== INSTRUCTIONS FOR THE TASK ==
Output every line of the material exactly, omitting images.
*** INPUT DATA
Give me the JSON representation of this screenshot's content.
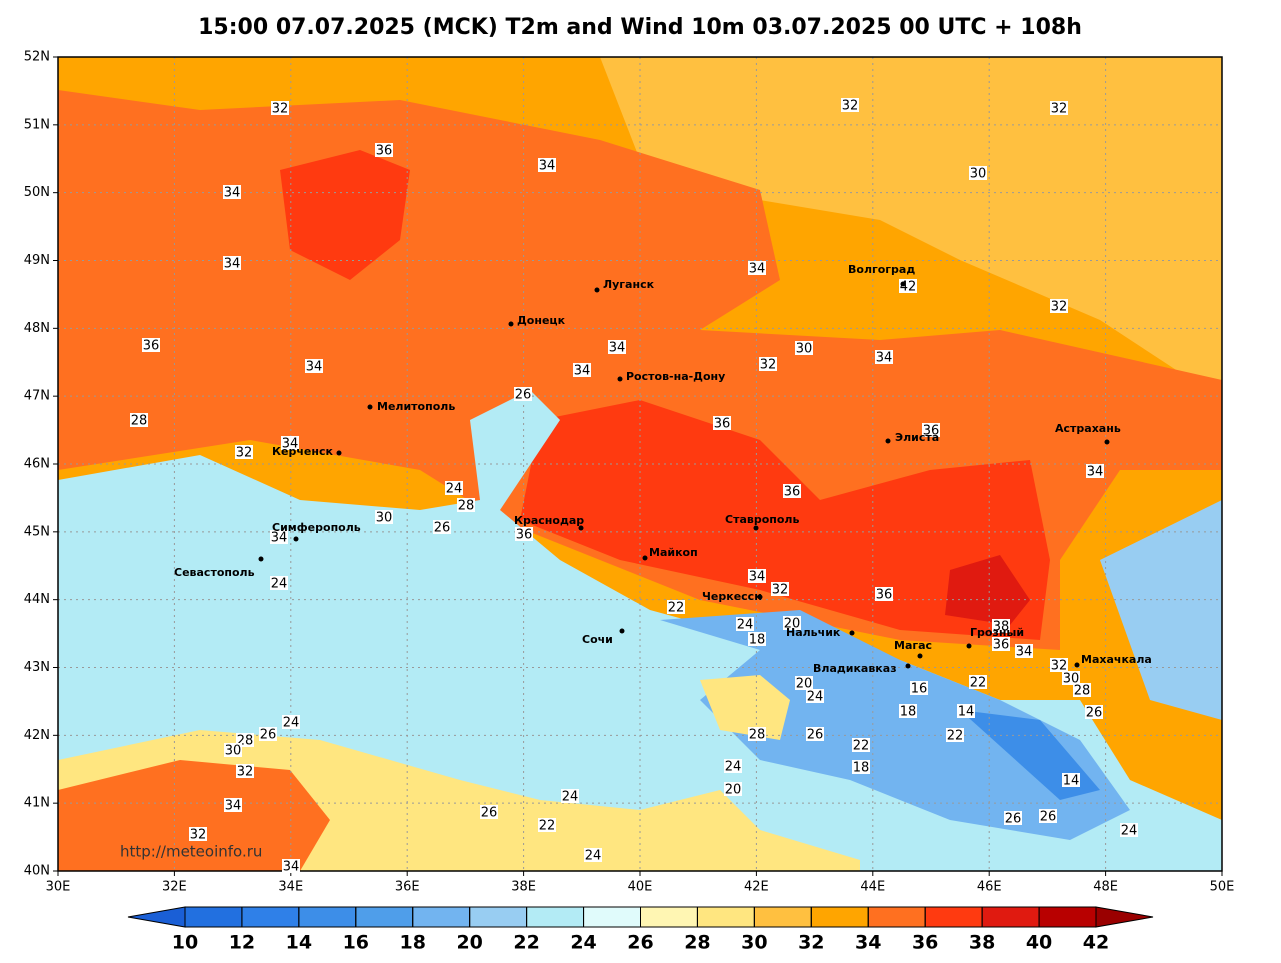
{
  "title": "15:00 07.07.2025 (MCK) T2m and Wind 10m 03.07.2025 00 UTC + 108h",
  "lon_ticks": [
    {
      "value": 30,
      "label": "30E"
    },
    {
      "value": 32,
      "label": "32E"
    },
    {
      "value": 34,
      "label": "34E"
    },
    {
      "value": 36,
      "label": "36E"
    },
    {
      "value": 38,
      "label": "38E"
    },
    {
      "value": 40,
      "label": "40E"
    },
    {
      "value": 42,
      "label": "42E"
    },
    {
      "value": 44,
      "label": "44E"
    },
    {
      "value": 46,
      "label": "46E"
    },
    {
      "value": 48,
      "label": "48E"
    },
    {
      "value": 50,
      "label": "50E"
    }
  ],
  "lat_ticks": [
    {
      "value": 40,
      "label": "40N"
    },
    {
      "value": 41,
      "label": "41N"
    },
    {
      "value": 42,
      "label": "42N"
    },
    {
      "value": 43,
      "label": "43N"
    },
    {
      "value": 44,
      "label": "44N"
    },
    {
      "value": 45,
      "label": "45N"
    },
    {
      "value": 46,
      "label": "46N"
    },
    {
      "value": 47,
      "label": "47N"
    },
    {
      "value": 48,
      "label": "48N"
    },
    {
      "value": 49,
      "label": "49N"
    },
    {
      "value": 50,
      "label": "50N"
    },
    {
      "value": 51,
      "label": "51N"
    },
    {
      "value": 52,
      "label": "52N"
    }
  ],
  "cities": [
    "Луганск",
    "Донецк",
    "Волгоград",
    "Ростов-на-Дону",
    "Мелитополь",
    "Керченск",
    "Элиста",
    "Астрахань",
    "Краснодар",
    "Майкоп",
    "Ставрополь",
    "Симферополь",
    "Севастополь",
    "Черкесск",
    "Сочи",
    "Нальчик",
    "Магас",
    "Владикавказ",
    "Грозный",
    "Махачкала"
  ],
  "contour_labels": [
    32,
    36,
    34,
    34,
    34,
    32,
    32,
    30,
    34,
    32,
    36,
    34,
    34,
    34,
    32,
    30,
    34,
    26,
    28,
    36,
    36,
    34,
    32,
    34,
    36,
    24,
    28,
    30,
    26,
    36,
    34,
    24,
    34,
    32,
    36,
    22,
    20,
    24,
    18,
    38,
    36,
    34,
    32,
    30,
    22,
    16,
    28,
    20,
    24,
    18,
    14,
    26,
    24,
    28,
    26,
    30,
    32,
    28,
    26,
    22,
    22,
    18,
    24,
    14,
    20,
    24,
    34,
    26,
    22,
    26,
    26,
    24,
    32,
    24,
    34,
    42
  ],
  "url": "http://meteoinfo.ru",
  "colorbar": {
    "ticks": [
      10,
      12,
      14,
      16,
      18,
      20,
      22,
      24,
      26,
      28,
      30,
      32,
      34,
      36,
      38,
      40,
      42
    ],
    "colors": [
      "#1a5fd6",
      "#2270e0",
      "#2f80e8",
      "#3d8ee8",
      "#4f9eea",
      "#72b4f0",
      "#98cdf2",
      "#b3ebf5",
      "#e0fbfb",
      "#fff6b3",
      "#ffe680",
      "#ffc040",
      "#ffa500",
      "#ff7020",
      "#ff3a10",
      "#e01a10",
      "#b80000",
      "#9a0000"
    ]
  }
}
******
== SOLUTION TO THE EXERCISE ==
Give me the JSON representation of this screenshot's content.
{
  "title": "15:00 07.07.2025 (MCK) T2m and Wind 10m 03.07.2025 00 UTC + 108h",
  "lon_ticks": [
    {
      "value": 30,
      "label": "30E"
    },
    {
      "value": 32,
      "label": "32E"
    },
    {
      "value": 34,
      "label": "34E"
    },
    {
      "value": 36,
      "label": "36E"
    },
    {
      "value": 38,
      "label": "38E"
    },
    {
      "value": 40,
      "label": "40E"
    },
    {
      "value": 42,
      "label": "42E"
    },
    {
      "value": 44,
      "label": "44E"
    },
    {
      "value": 46,
      "label": "46E"
    },
    {
      "value": 48,
      "label": "48E"
    },
    {
      "value": 50,
      "label": "50E"
    }
  ],
  "lat_ticks": [
    {
      "value": 40,
      "label": "40N"
    },
    {
      "value": 41,
      "label": "41N"
    },
    {
      "value": 42,
      "label": "42N"
    },
    {
      "value": 43,
      "label": "43N"
    },
    {
      "value": 44,
      "label": "44N"
    },
    {
      "value": 45,
      "label": "45N"
    },
    {
      "value": 46,
      "label": "46N"
    },
    {
      "value": 47,
      "label": "47N"
    },
    {
      "value": 48,
      "label": "48N"
    },
    {
      "value": 49,
      "label": "49N"
    },
    {
      "value": 50,
      "label": "50N"
    },
    {
      "value": 51,
      "label": "51N"
    },
    {
      "value": 52,
      "label": "52N"
    }
  ],
  "cities": [
    "Луганск",
    "Донецк",
    "Волгоград",
    "Ростов-на-Дону",
    "Мелитополь",
    "Керченск",
    "Элиста",
    "Астрахань",
    "Краснодар",
    "Майкоп",
    "Ставрополь",
    "Симферополь",
    "Севастополь",
    "Черкесск",
    "Сочи",
    "Нальчик",
    "Магас",
    "Владикавказ",
    "Грозный",
    "Махачкала"
  ],
  "contour_labels": [
    32,
    36,
    34,
    34,
    34,
    32,
    32,
    30,
    34,
    32,
    36,
    34,
    34,
    34,
    32,
    30,
    34,
    26,
    28,
    36,
    36,
    34,
    32,
    34,
    36,
    24,
    28,
    30,
    26,
    36,
    34,
    24,
    34,
    32,
    36,
    22,
    20,
    24,
    18,
    38,
    36,
    34,
    32,
    30,
    22,
    16,
    28,
    20,
    24,
    18,
    14,
    26,
    24,
    28,
    26,
    30,
    32,
    28,
    26,
    22,
    22,
    18,
    24,
    14,
    20,
    24,
    34,
    26,
    22,
    26,
    26,
    24,
    32,
    24,
    34,
    42
  ],
  "url": "http://meteoinfo.ru",
  "colorbar": {
    "ticks": [
      10,
      12,
      14,
      16,
      18,
      20,
      22,
      24,
      26,
      28,
      30,
      32,
      34,
      36,
      38,
      40,
      42
    ],
    "colors": [
      "#1a5fd6",
      "#2270e0",
      "#2f80e8",
      "#3d8ee8",
      "#4f9eea",
      "#72b4f0",
      "#98cdf2",
      "#b3ebf5",
      "#e0fbfb",
      "#fff6b3",
      "#ffe680",
      "#ffc040",
      "#ffa500",
      "#ff7020",
      "#ff3a10",
      "#e01a10",
      "#b80000",
      "#9a0000"
    ]
  }
}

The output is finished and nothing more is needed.